Extract each line of the records below that contains the word "Twice".

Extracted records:
****************

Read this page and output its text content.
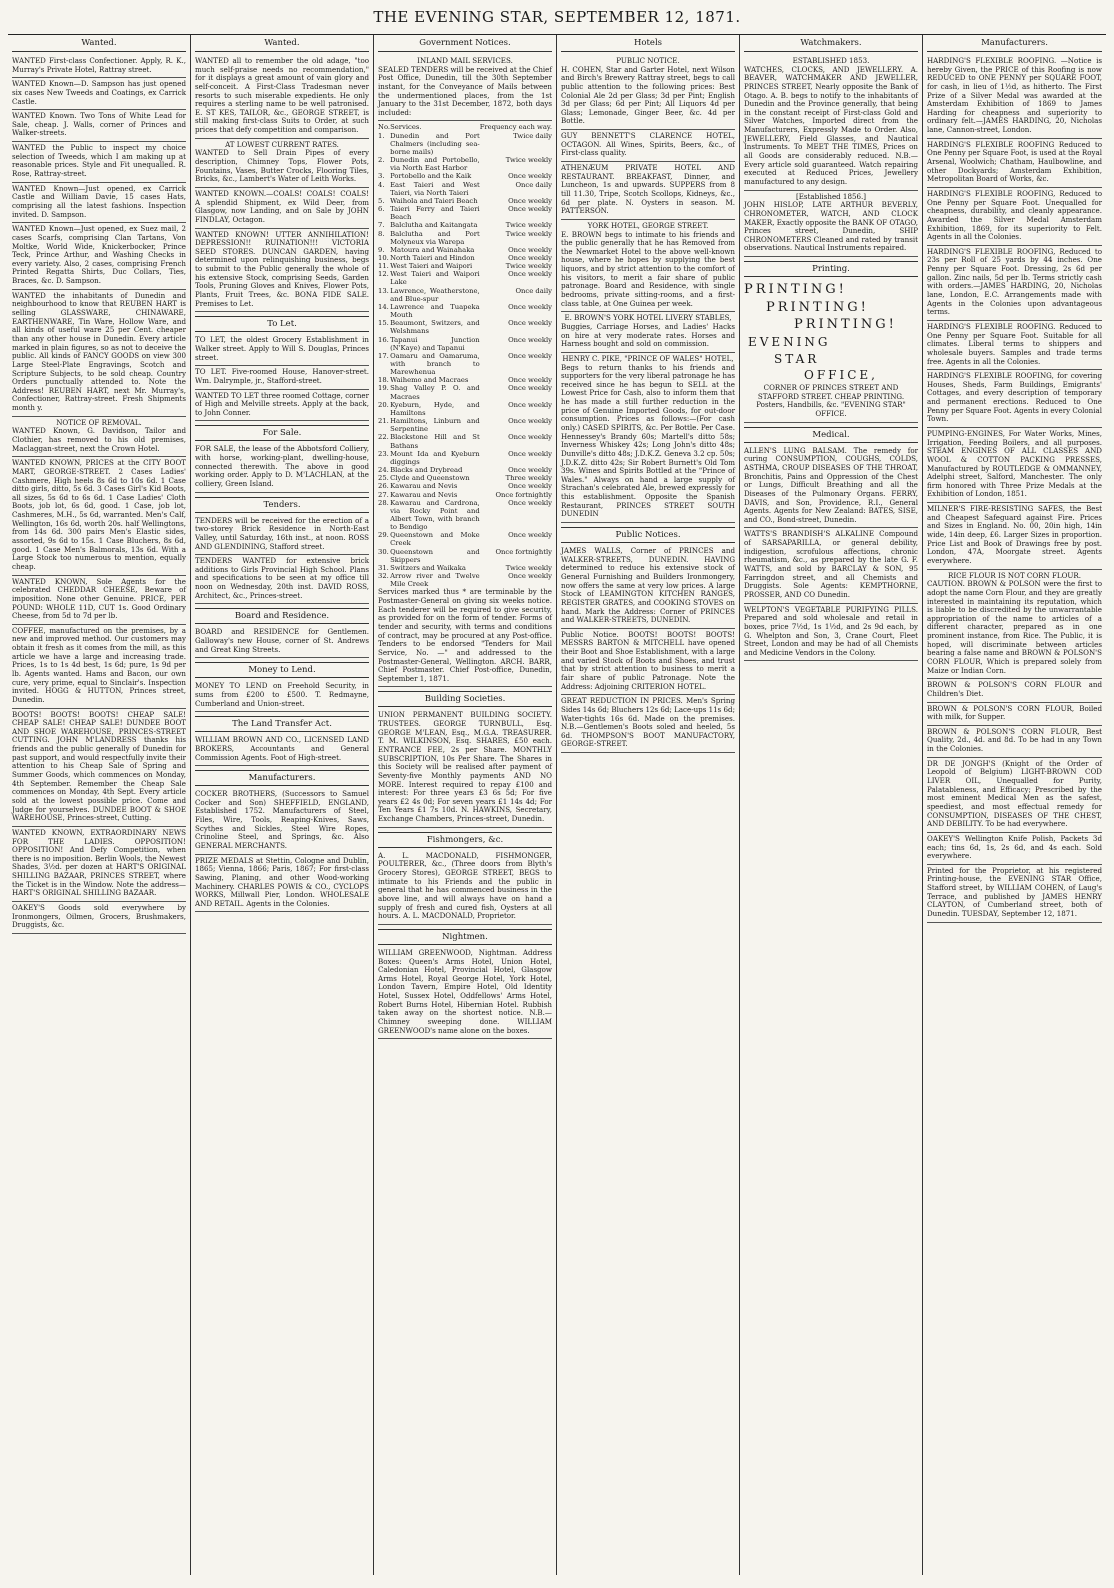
THE EVENING STAR, SEPTEMBER 12, 1871.
Wanted.

WANTED First-class Confectioner. Apply, R. K., Murray's Private Hotel, Rattray street.

WANTED Known—D. Sampson has just opened six cases New Tweeds and Coatings, ex Carrick Castle.

WANTED Known. Two Tons of White Lead for Sale, cheap. J. Walls, corner of Princes and Walker-streets.

WANTED the Public to inspect my choice selection of Tweeds, which I am making up at reasonable prices. Style and Fit unequalled. R. Rose, Rattray-street.

WANTED Known—Just opened, ex Carrick Castle and William Davie, 15 cases Hats, comprising all the latest fashions. Inspection invited. D. Sampson.

WANTED Known—Just opened, ex Suez mail, 2 cases Scarfs, comprising Clan Tartans, Von Moltke, World Wide, Knickerbocker, Prince Teck, Prince Arthur, and Washing Checks in every variety. Also, 2 cases, comprising French Printed Regatta Shirts, Duc Collars, Ties, Braces, &c. D. Sampson.

WANTED the inhabitants of Dunedin and neighbourhood to know that REUBEN HART is selling GLASSWARE, CHINAWARE, EARTHENWARE, Tin Ware, Hollow Ware, and all kinds of useful ware 25 per Cent. cheaper than any other house in Dunedin. Every article marked in plain figures, so as not to deceive the public. All kinds of FANCY GOODS on view 300 Large Steel-Plate Engravings, Scotch and Scripture Subjects, to be sold cheap. Country Orders punctually attended to. Note the Address! REUBEN HART, next Mr. Murray's, Confectioner, Rattray-street. Fresh Shipments month y.

NOTICE OF REMOVAL.

WANTED Known, G. Davidson, Tailor and Clothier, has removed to his old premises, Maclaggan-street, next the Crown Hotel.

WANTED KNOWN, PRICES at the CITY BOOT MART, GEORGE-STREET. 2 Cases Ladies' Cashmere, High heels 8s 6d to 10s 6d. 1 Case ditto girls, ditto, 5s 6d. 3 Cases Girl's Kid Boots, all sizes, 5s 6d to 6s 6d. 1 Case Ladies' Cloth Boots, job lot, 6s 6d, good. 1 Case, job lot, Cashmeres, M.H., 5s 6d, warranted. Men's Calf, Wellington, 16s 6d, worth 20s. half Wellingtons, from 14s 6d. 300 pairs Men's Elastic sides, assorted, 9s 6d to 15s. 1 Case Bluchers, 8s 6d, good. 1 Case Men's Balmorals, 13s 6d. With a Large Stock too numerous to mention, equally cheap.

WANTED KNOWN, Sole Agents for the celebrated CHEDDAR CHEESE, Beware of imposition. None other Genuine. PRICE, PER POUND: WHOLE 11D, CUT 1s. Good Ordinary Cheese, from 5d to 7d per lb.

COFFEE, manufactured on the premises, by a new and improved method. Our customers may obtain it fresh as it comes from the mill, as this article we have a large and increasing trade. Prices, 1s to 1s 4d best, 1s 6d; pure, 1s 9d per lb. Agents wanted. Hams and Bacon, our own cure, very prime, equal to Sinclair's. Inspection invited. HOGG & HUTTON, Princes street, Dunedin.

BOOTS! BOOTS! BOOTS! CHEAP SALE! CHEAP SALE! CHEAP SALE! DUNDEE BOOT AND SHOE WAREHOUSE, PRINCES-STREET CUTTING. JOHN M'LANDRESS thanks his friends and the public generally of Dunedin for past support, and would respectfully invite their attention to his Cheap Sale of Spring and Summer Goods, which commences on Monday, 4th September. Remember the Cheap Sale commences on Monday, 4th Sept. Every article sold at the lowest possible price. Come and Judge for yourselves. DUNDEE BOOT & SHOE WAREHOUSE, Princes-street, Cutting.

WANTED KNOWN, EXTRAORDINARY NEWS FOR THE LADIES. OPPOSITION! OPPOSITION! And Defy Competition, when there is no imposition. Berlin Wools, the Newest Shades, 3½d. per dozen at HART'S ORIGINAL SHILLING BAZAAR, PRINCES STREET, where the Ticket is in the Window. Note the address—HART'S ORIGINAL SHILLING BAZAAR.

OAKEY'S Goods sold everywhere by Ironmongers, Oilmen, Grocers, Brushmakers, Druggists, &c.

Wanted.

WANTED all to remember the old adage, "too much self-praise needs no recommendation," for it displays a great amount of vain glory and self-conceit. A First-Class Tradesman never resorts to such miserable expedients. He only requires a sterling name to be well patronised. E. ST KES, TAILOR, &c., GEORGE STREET, is still making first-class Suits to Order, at such prices that defy competition and comparison.

AT LOWEST CURRENT RATES.

WANTED to Sell Drain Pipes of every description, Chimney Tops, Flower Pots, Fountains, Vases, Butter Crocks, Flooring Tiles, Bricks, &c., Lambert's Water of Leith Works.

WANTED KNOWN.—COALS! COALS! COALS! A splendid Shipment, ex Wild Deer, from Glasgow, now Landing, and on Sale by JOHN FINDLAY, Octagon.

WANTED KNOWN! UTTER ANNIHILATION! DEPRESSION!! RUINATION!!! VICTORIA SEED STORES. DUNCAN GARDEN, having determined upon relinquishing business, begs to submit to the Public generally the whole of his extensive Stock, comprising Seeds, Garden Tools, Pruning Gloves and Knives, Flower Pots, Plants, Fruit Trees, &c. BONA FIDE SALE. Premises to Let.

To Let.

TO LET, the oldest Grocery Establishment in Walker street. Apply to Will S. Douglas, Princes street.

TO LET. Five-roomed House, Hanover-street. Wm. Dalrymple, jr., Stafford-street.

WANTED TO LET three roomed Cottage, corner of High and Melville streets. Apply at the back, to John Conner.

For Sale.

FOR SALE, the lease of the Abbotsford Colliery, with horse, working-plant, dwelling-house, connected therewith. The above in good working order. Apply to D. M'LACHLAN, at the colliery, Green Island.

Tenders.

TENDERS will be received for the erection of a two-storey Brick Residence in North-East Valley, until Saturday, 16th inst., at noon. ROSS AND GLENDINING, Stafford street.

TENDERS WANTED for extensive brick additions to Girls Provincial High School. Plans and specifications to be seen at my office till noon on Wednesday, 20th inst. DAVID ROSS, Architect, &c., Princes-street.

Board and Residence.

BOARD and RESIDENCE for Gentlemen. Galloway's new House, corner of St. Andrews and Great King Streets.

Money to Lend.

MONEY TO LEND on Freehold Security, in sums from £200 to £500. T. Redmayne, Cumberland and Union-street.

The Land Transfer Act.

WILLIAM BROWN AND CO., LICENSED LAND BROKERS, Accountants and General Commission Agents. Foot of High-street.

Manufacturers.

COCKER BROTHERS, (Successors to Samuel Cocker and Son) SHEFFIELD, ENGLAND, Established 1752. Manufacturers of Steel, Files, Wire, Tools, Reaping-Knives, Saws, Scythes and Sickles, Steel Wire Ropes, Crinoline Steel, and Springs, &c. Also GENERAL MERCHANTS.

PRIZE MEDALS at Stettin, Cologne and Dublin, 1865; Vienna, 1866; Paris, 1867; For first-class Sawing, Planing, and other Wood-working Machinery. CHARLES POWIS & CO., CYCLOPS WORKS, Millwall Pier, London. WHOLESALE AND RETAIL. Agents in the Colonies.

Government Notices.

INLAND MAIL SERVICES.

SEALED TENDERS will be received at the Chief Post Office, Dunedin, till the 30th September instant, for the Conveyance of Mails between the undermentioned places, from the 1st January to the 31st December, 1872, both days included:

No.	Services.	Frequency each way.
1.	Dunedin and Port Chalmers (including sea-borne mails)	Twice daily
2.	Dunedin and Portobello, via North East Harbor	Twice weekly
3.	Portobello and the Kaik	Once weekly
4.	East Taieri and West Taieri, via North Taieri	Once daily
5.	Waihola and Taieri Beach	Once weekly
6.	Taieri Ferry and Taieri Beach	Once weekly
7.	Balclutha and Kaitangata	Twice weekly
8.	Balclutha and Port Molyneux via Warepa	Twice weekly
9.	Matoura and Wainahaka	Once weekly
10.	North Taieri and Hindon	Once weekly
11.	West Taieri and Waipori	Twice weekly
12.	West Taieri and Waipori Lake	Once weekly
13.	Lawrence, Weatherstone, and Blue-spur	Once daily
14.	Lawrence and Tuapeka Mouth	Once weekly
15.	Beaumont, Switzers, and Welshmans	Once weekly
16.	Tapanui Junction (N'Kaye) and Tapanui	Once weekly
17.	Oamaru and Oamaruma, with branch to Marewhenua	Once weekly
18.	Waihemo and Macraes	Once weekly
19.	Shag Valley P. O. and Macraes	Once weekly
20.	Kyeburn, Hyde, and Hamiltons	Once weekly
21.	Hamiltons, Linburn and Serpentine	Once weekly
22.	Blackstone Hill and St Bathans	Once weekly
23.	Mount Ida and Kyeburn diggings	Once weekly
24.	Blacks and Drybread	Once weekly
25.	Clyde and Queenstown	Three weekly
26.	Kawarau and Nevis	Once weekly
27.	Kawarau and Nevis	Once fortnightly
28.	Kawarau and Cardrona, via Rocky Point and Albert Town, with branch to Bendigo	Once weekly
29.	Queenstown and Moke Creek	Once weekly
30.	Queenstown and Skippers	Once fortnightly
31.	Switzers and Waikaka	Twice weekly
32.	Arrow river and Twelve Mile Creek	Once weekly

Services marked thus * are terminable by the Postmaster-General on giving six weeks notice. Each tenderer will be required to give security, as provided for on the form of tender. Forms of tender and security, with terms and conditions of contract, may be procured at any Post-office. Tenders to be endorsed "Tenders for Mail Service, No. —" and addressed to the Postmaster-General, Wellington. ARCH. BARR, Chief Postmaster. Chief Post-office, Dunedin, September 1, 1871.

Building Societies.

UNION PERMANENT BUILDING SOCIETY. TRUSTEES. GEORGE TURNBULL, Esq. GEORGE M'LEAN, Esq., M.G.A. TREASURER. T. M. WILKINSON, Esq. SHARES, £50 each. ENTRANCE FEE, 2s per Share. MONTHLY SUBSCRIPTION, 10s Per Share. The Shares in this Society will be realised after payment of Seventy-five Monthly payments AND NO MORE. Interest required to repay £100 and interest: For three years £3 6s 5d; For five years £2 4s 0d; For seven years £1 14s 4d; For Ten Years £1 7s 10d. N. HAWKINS, Secretary, Exchange Chambers, Princes-street, Dunedin.

Fishmongers, &c.

A. L. MACDONALD, FISHMONGER, POULTERER, &c., (Three doors from Blyth's Grocery Stores), GEORGE STREET, BEGS to intimate to his Friends and the public in general that he has commenced business in the above line, and will always have on hand a supply of fresh and cured fish, Oysters at all hours. A. L. MACDONALD, Proprietor.

Nightmen.

WILLIAM GREENWOOD, Nightman. Address Boxes: Queen's Arms Hotel, Union Hotel, Caledonian Hotel, Provincial Hotel, Glasgow Arms Hotel, Royal George Hotel, York Hotel, London Tavern, Empire Hotel, Old Identity Hotel, Sussex Hotel, Oddfellows' Arms Hotel, Robert Burns Hotel, Hibernian Hotel. Rubbish taken away on the shortest notice. N.B.—Chimney sweeping done. WILLIAM GREENWOOD's name alone on the boxes.

Hotels

PUBLIC NOTICE.

H. COHEN, Star and Garter Hotel, next Wilson and Birch's Brewery Rattray street, begs to call public attention to the following prices: Best Colonial Ale 2d per Glass; 3d per Pint; English 3d per Glass; 6d per Pint; All Liquors 4d per Glass; Lemonade, Ginger Beer, &c. 4d per Bottle.

GUY BENNETT'S CLARENCE HOTEL, OCTAGON. All Wines, Spirits, Beers, &c., of First-class quality.

ATHENÆUM PRIVATE HOTEL AND RESTAURANT. BREAKFAST, Dinner, and Luncheon, 1s and upwards. SUPPERS from 8 till 11.30, Tripe, Scotch Scollops, Kidneys, &c., 6d per plate. N. Oysters in season. M. PATTERSON.

YORK HOTEL, GEORGE STREET.

E. BROWN begs to intimate to his friends and the public generally that he has Removed from the Newmarket Hotel to the above well-known house, where he hopes by supplying the best liquors, and by strict attention to the comfort of his visitors, to merit a fair share of public patronage. Board and Residence, with single bedrooms, private sitting-rooms, and a first-class table, at One Guinea per week.

E. BROWN'S YORK HOTEL LIVERY STABLES,

Buggies, Carriage Horses, and Ladies' Hacks on hire at very moderate rates. Horses and Harness bought and sold on commission.

HENRY C. PIKE, "PRINCE OF WALES" HOTEL,

Begs to return thanks to his friends and supporters for the very liberal patronage he has received since he has begun to SELL at the Lowest Price for Cash, also to inform them that he has made a still further reduction in the price of Genuine Imported Goods, for out-door consumption. Prices as follows:—(For cash only.) CASED SPIRITS, &c. Per Bottle. Per Case. Hennessey's Brandy 60s; Martell's ditto 58s; Inverness Whiskey 42s; Long John's ditto 48s; Dunville's ditto 48s; J.D.K.Z. Geneva 3.2 cp. 50s; J.D.K.Z. ditto 42s; Sir Robert Burnett's Old Tom 39s. Wines and Spirits Bottled at the "Prince of Wales." Always on hand a large supply of Strachan's celebrated Ale, brewed expressly for this establishment. Opposite the Spanish Restaurant, PRINCES STREET SOUTH DUNEDIN

Public Notices.

JAMES WALLS, Corner of PRINCES and WALKER-STREETS, DUNEDIN. HAVING determined to reduce his extensive stock of General Furnishing and Builders Ironmongery, now offers the same at very low prices. A large Stock of LEAMINGTON KITCHEN RANGES, REGISTER GRATES, and COOKING STOVES on hand. Mark the Address: Corner of PRINCES and WALKER-STREETS, DUNEDIN.

Public Notice. BOOTS! BOOTS! BOOTS! MESSRS BARTON & MITCHELL have opened their Boot and Shoe Establishment, with a large and varied Stock of Boots and Shoes, and trust that by strict attention to business to merit a fair share of public Patronage. Note the Address: Adjoining CRITERION HOTEL.

GREAT REDUCTION IN PRICES. Men's Spring Sides 14s 6d; Bluchers 12s 6d; Lace-ups 11s 6d; Water-tights 16s 6d. Made on the premises. N.B.—Gentlemen's Boots soled and heeled, 5s 6d. THOMPSON'S BOOT MANUFACTORY, GEORGE-STREET.

Watchmakers.

ESTABLISHED 1853.

WATCHES, CLOCKS, AND JEWELLERY. A. BEAVER, WATCHMAKER AND JEWELLER, PRINCES STREET, Nearly opposite the Bank of Otago. A. B. begs to notify to the inhabitants of Dunedin and the Province generally, that being in the constant receipt of First-class Gold and Silver Watches, Imported direct from the Manufacturers, Expressly Made to Order. Also, JEWELLERY, Field Glasses, and Nautical Instruments. To MEET THE TIMES, Prices on all Goods are considerably reduced. N.B.—Every article sold guaranteed. Watch repairing executed at Reduced Prices, Jewellery manufactured to any design.

[Established 1856.]

JOHN HISLOP, LATE ARTHUR BEVERLY, CHRONOMETER, WATCH, AND CLOCK MAKER, Exactly opposite the BANK OF OTAGO, Princes street, Dunedin, SHIP CHRONOMETERS Cleaned and rated by transit observations. Nautical Instruments repaired.

Printing.
PRINTING!
PRINTING!
PRINTING!
EVENING
STAR
OFFICE,

CORNER OF PRINCES STREET AND STAFFORD STREET. CHEAP PRINTING. Posters, Handbills, &c. "EVENING STAR" OFFICE.

Medical.

ALLEN'S LUNG BALSAM. The remedy for curing CONSUMPTION, COUGHS, COLDS, ASTHMA, CROUP DISEASES OF THE THROAT, Bronchitis, Pains and Oppression of the Chest or Lungs, Difficult Breathing and all the Diseases of the Pulmonary Organs. FERRY, DAVIS, and Son, Providence, R.I., General Agents. Agents for New Zealand: BATES, SISE, and CO., Bond-street, Dunedin.

WATTS'S BRANDISH'S ALKALINE Compound of SARSAPARILLA, or general debility, indigestion, scrofulous affections, chronic rheumatism, &c., as prepared by the late G. F. WATTS, and sold by BARCLAY & SON, 95 Farringdon street, and all Chemists and Druggists. Sole Agents: KEMPTHORNE, PROSSER, AND CO Dunedin.

WELPTON'S VEGETABLE PURIFYING PILLS. Prepared and sold wholesale and retail in boxes, price 7½d, 1s 1½d, and 2s 9d each, by G. Whelpton and Son, 3, Crane Court, Fleet Street, London and may be had of all Chemists and Medicine Vendors in the Colony.

Manufacturers.

HARDING'S FLEXIBLE ROOFING. —Notice is hereby Given, the PRICE of this Roofing is now REDUCED to ONE PENNY per SQUARE FOOT, for cash, in lieu of 1½d, as hitherto. The First Prize of a Silver Medal was awarded at the Amsterdam Exhibition of 1869 to James Harding for cheapness and superiority to ordinary felt.—JAMES HARDING, 20, Nicholas lane, Cannon-street, London.

HARDING'S FLEXIBLE ROOFING Reduced to One Penny per Square Foot, is used at the Royal Arsenal, Woolwich; Chatham, Haulbowline, and other Dockyards; Amsterdam Exhibition, Metropolitan Board of Works, &c.

HARDING'S FLEXIBLE ROOFING, Reduced to One Penny per Square Foot. Unequalled for cheapness, durability, and cleanly appearance. Awarded the Silver Medal Amsterdam Exhibition, 1869, for its superiority to Felt. Agents in all the Colonies.

HARDING'S FLEXIBLE ROOFING, Reduced to 23s per Roll of 25 yards by 44 inches. One Penny per Square Foot. Dressing, 2s 6d per gallon. Zinc nails, 5d per lb. Terms strictly cash with orders.—JAMES HARDING, 20, Nicholas lane, London, E.C. Arrangements made with Agents in the Colonies upon advantageous terms.

HARDING'S FLEXIBLE ROOFING. Reduced to One Penny per Square Foot. Suitable for all climates. Liberal terms to shippers and wholesale buyers. Samples and trade terms free. Agents in all the Colonies.

HARDING'S FLEXIBLE ROOFING, for covering Houses, Sheds, Farm Buildings, Emigrants' Cottages, and every description of temporary and permanent erections. Reduced to One Penny per Square Foot. Agents in every Colonial Town.

PUMPING-ENGINES, For Water Works, Mines, Irrigation, Feeding Boilers, and all purposes. STEAM ENGINES OF ALL CLASSES AND WOOL & COTTON PACKING PRESSES, Manufactured by ROUTLEDGE & OMMANNEY, Adelphi street, Salford, Manchester. The only firm honored with Three Prize Medals at the Exhibition of London, 1851.

MILNER'S FIRE-RESISTING SAFES, the Best and Cheapest Safeguard against Fire. Prices and Sizes in England. No. 00, 20in high, 14in wide, 14in deep, £6. Larger Sizes in proportion. Price List and Book of Drawings free by post. London, 47A, Moorgate street. Agents everywhere.

RICE FLOUR IS NOT CORN FLOUR.

CAUTION. BROWN & POLSON were the first to adopt the name Corn Flour, and they are greatly interested in maintaining its reputation, which is liable to be discredited by the unwarrantable appropriation of the name to articles of a different character, prepared as in one prominent instance, from Rice. The Public, it is hoped, will discriminate between articles bearing a false name and BROWN & POLSON'S CORN FLOUR, Which is prepared solely from Maize or Indian Corn.

BROWN & POLSON'S CORN FLOUR and Children's Diet.

BROWN & POLSON'S CORN FLOUR, Boiled with milk, for Supper.

BROWN & POLSON'S CORN FLOUR, Best Quality, 2d., 4d. and 8d. To be had in any Town in the Colonies.

DR DE JONGH'S (Knight of the Order of Leopold of Belgium) LIGHT-BROWN COD LIVER OIL, Unequalled for Purity, Palatableness, and Efficacy; Prescribed by the most eminent Medical Men as the safest, speediest, and most effectual remedy for CONSUMPTION, DISEASES OF THE CHEST, AND DEBILITY. To be had everywhere.

OAKEY'S Wellington Knife Polish, Packets 3d each; tins 6d, 1s, 2s 6d, and 4s each. Sold everywhere.

Printed for the Proprietor, at his registered Printing-house, the EVENING STAR Office, Stafford street, by WILLIAM COHEN, of Laug's Terrace, and published by JAMES HENRY CLAYTON, of Cumberland street, both of Dunedin. TUESDAY, September 12, 1871.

****************

» **Solution for this task**
1.	Dunedin and Port Chalmers (including sea-borne mails)	Twice daily
2.	Dunedin and Portobello, via North East Harbor	Twice weekly
7.	Balclutha and Kaitangata	Twice weekly
8.	Balclutha and Port Molyneux via Warepa	Twice weekly
11.	West Taieri and Waipori	Twice weekly
31.	Switzers and Waikaka	Twice weekly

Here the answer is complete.